> **AIM**
Each line of the material below that holds the word "accent" needs to be copied.
- - -
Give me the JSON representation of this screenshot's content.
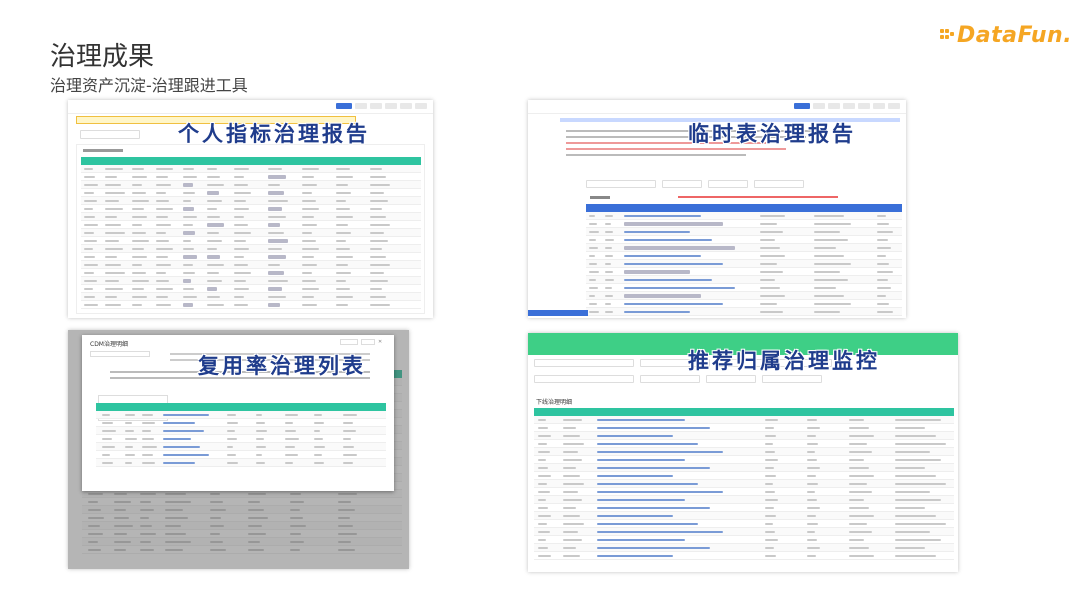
{
  "slide": {
    "title": "治理成果",
    "subtitle": "治理资产沉淀-治理跟进工具",
    "logo_text": "DataFun."
  },
  "panels": [
    {
      "label": "个人指标治理报告",
      "accent": "#2ec4a0"
    },
    {
      "label": "临时表治理报告",
      "accent": "#3a6fd8"
    },
    {
      "label": "复用率治理列表",
      "accent": "#2ec4a0",
      "modal_title": "CDM治理明细"
    },
    {
      "label": "推荐归属治理监控",
      "accent": "#3ecf86",
      "section_title": "下线治理明细"
    }
  ],
  "colors": {
    "brand": "#f5a623",
    "label": "#1f3c8c",
    "table_header": "#2ec4a0"
  }
}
- - -
> **ANSWER TO THIS TASK**
      "accent": "#2ec4a0"
      "accent": "#3a6fd8"
      "accent": "#2ec4a0",
      "accent": "#3ecf86",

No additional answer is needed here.